(Figure dataset records)
------------------------------------------------------------
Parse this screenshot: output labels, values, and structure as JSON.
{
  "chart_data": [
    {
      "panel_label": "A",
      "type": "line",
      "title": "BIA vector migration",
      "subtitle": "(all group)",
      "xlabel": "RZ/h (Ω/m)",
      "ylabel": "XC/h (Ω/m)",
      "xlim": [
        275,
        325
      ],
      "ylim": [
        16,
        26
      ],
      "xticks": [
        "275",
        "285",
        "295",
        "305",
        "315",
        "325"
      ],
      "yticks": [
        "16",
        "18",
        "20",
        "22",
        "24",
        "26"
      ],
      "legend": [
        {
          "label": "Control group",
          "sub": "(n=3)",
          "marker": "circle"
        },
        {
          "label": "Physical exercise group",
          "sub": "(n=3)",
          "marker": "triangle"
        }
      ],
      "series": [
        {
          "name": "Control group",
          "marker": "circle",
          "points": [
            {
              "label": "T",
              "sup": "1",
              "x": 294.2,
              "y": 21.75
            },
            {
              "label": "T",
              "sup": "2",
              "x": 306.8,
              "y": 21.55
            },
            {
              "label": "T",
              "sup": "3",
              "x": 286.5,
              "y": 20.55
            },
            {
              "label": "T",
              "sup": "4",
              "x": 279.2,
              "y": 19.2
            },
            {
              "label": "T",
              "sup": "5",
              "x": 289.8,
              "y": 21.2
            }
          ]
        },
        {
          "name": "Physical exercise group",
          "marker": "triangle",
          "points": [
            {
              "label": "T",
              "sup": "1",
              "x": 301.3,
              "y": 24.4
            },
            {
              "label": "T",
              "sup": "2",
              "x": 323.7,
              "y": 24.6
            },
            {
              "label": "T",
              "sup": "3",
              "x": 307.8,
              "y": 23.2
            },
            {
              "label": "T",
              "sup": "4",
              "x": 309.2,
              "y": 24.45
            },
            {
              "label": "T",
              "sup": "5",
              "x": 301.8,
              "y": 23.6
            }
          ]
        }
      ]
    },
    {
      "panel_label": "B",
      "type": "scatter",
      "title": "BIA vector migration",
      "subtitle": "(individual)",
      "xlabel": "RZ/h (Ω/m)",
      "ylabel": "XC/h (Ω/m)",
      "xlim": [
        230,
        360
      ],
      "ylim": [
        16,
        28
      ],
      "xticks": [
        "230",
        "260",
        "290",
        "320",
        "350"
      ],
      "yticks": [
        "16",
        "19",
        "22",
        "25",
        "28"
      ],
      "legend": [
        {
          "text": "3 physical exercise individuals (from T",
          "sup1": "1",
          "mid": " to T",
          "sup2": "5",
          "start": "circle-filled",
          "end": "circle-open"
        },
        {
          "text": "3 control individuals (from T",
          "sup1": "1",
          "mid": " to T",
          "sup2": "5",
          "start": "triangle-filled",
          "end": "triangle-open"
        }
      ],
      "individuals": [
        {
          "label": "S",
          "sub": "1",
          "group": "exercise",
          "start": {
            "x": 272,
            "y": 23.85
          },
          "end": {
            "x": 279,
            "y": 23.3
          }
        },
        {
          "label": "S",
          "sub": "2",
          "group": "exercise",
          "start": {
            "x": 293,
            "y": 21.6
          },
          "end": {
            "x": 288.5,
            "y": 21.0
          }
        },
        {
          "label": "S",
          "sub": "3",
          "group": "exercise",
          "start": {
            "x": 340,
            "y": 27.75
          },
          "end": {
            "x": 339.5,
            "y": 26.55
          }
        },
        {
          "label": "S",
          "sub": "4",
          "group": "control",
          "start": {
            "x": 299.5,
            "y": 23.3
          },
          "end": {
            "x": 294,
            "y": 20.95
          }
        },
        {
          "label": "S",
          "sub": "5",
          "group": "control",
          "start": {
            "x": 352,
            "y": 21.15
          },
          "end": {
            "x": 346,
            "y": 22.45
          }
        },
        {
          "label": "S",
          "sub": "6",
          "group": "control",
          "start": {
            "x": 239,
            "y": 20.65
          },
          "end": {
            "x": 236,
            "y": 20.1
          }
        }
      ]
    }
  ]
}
------------------------------------------------------------
== THE REQUEST ==
Quote the listing in full, please, keeping every line exact.

== COMPLETED EXERCISE ==
Parse this screenshot: output labels, values, and structure as JSON.
{
  "chart_data": [
    {
      "panel_label": "A",
      "type": "line",
      "title": "BIA vector migration",
      "subtitle": "(all group)",
      "xlabel": "RZ/h (Ω/m)",
      "ylabel": "XC/h (Ω/m)",
      "xlim": [
        275,
        325
      ],
      "ylim": [
        16,
        26
      ],
      "xticks": [
        "275",
        "285",
        "295",
        "305",
        "315",
        "325"
      ],
      "yticks": [
        "16",
        "18",
        "20",
        "22",
        "24",
        "26"
      ],
      "legend": [
        {
          "label": "Control group",
          "sub": "(n=3)",
          "marker": "circle"
        },
        {
          "label": "Physical exercise group",
          "sub": "(n=3)",
          "marker": "triangle"
        }
      ],
      "series": [
        {
          "name": "Control group",
          "marker": "circle",
          "points": [
            {
              "label": "T",
              "sup": "1",
              "x": 294.2,
              "y": 21.75
            },
            {
              "label": "T",
              "sup": "2",
              "x": 306.8,
              "y": 21.55
            },
            {
              "label": "T",
              "sup": "3",
              "x": 286.5,
              "y": 20.55
            },
            {
              "label": "T",
              "sup": "4",
              "x": 279.2,
              "y": 19.2
            },
            {
              "label": "T",
              "sup": "5",
              "x": 289.8,
              "y": 21.2
            }
          ]
        },
        {
          "name": "Physical exercise group",
          "marker": "triangle",
          "points": [
            {
              "label": "T",
              "sup": "1",
              "x": 301.3,
              "y": 24.4
            },
            {
              "label": "T",
              "sup": "2",
              "x": 323.7,
              "y": 24.6
            },
            {
              "label": "T",
              "sup": "3",
              "x": 307.8,
              "y": 23.2
            },
            {
              "label": "T",
              "sup": "4",
              "x": 309.2,
              "y": 24.45
            },
            {
              "label": "T",
              "sup": "5",
              "x": 301.8,
              "y": 23.6
            }
          ]
        }
      ]
    },
    {
      "panel_label": "B",
      "type": "scatter",
      "title": "BIA vector migration",
      "subtitle": "(individual)",
      "xlabel": "RZ/h (Ω/m)",
      "ylabel": "XC/h (Ω/m)",
      "xlim": [
        230,
        360
      ],
      "ylim": [
        16,
        28
      ],
      "xticks": [
        "230",
        "260",
        "290",
        "320",
        "350"
      ],
      "yticks": [
        "16",
        "19",
        "22",
        "25",
        "28"
      ],
      "legend": [
        {
          "text": "3 physical exercise individuals (from T",
          "sup1": "1",
          "mid": " to T",
          "sup2": "5",
          "start": "circle-filled",
          "end": "circle-open"
        },
        {
          "text": "3 control individuals (from T",
          "sup1": "1",
          "mid": " to T",
          "sup2": "5",
          "start": "triangle-filled",
          "end": "triangle-open"
        }
      ],
      "individuals": [
        {
          "label": "S",
          "sub": "1",
          "group": "exercise",
          "start": {
            "x": 272,
            "y": 23.85
          },
          "end": {
            "x": 279,
            "y": 23.3
          }
        },
        {
          "label": "S",
          "sub": "2",
          "group": "exercise",
          "start": {
            "x": 293,
            "y": 21.6
          },
          "end": {
            "x": 288.5,
            "y": 21.0
          }
        },
        {
          "label": "S",
          "sub": "3",
          "group": "exercise",
          "start": {
            "x": 340,
            "y": 27.75
          },
          "end": {
            "x": 339.5,
            "y": 26.55
          }
        },
        {
          "label": "S",
          "sub": "4",
          "group": "control",
          "start": {
            "x": 299.5,
            "y": 23.3
          },
          "end": {
            "x": 294,
            "y": 20.95
          }
        },
        {
          "label": "S",
          "sub": "5",
          "group": "control",
          "start": {
            "x": 352,
            "y": 21.15
          },
          "end": {
            "x": 346,
            "y": 22.45
          }
        },
        {
          "label": "S",
          "sub": "6",
          "group": "control",
          "start": {
            "x": 239,
            "y": 20.65
          },
          "end": {
            "x": 236,
            "y": 20.1
          }
        }
      ]
    }
  ]
}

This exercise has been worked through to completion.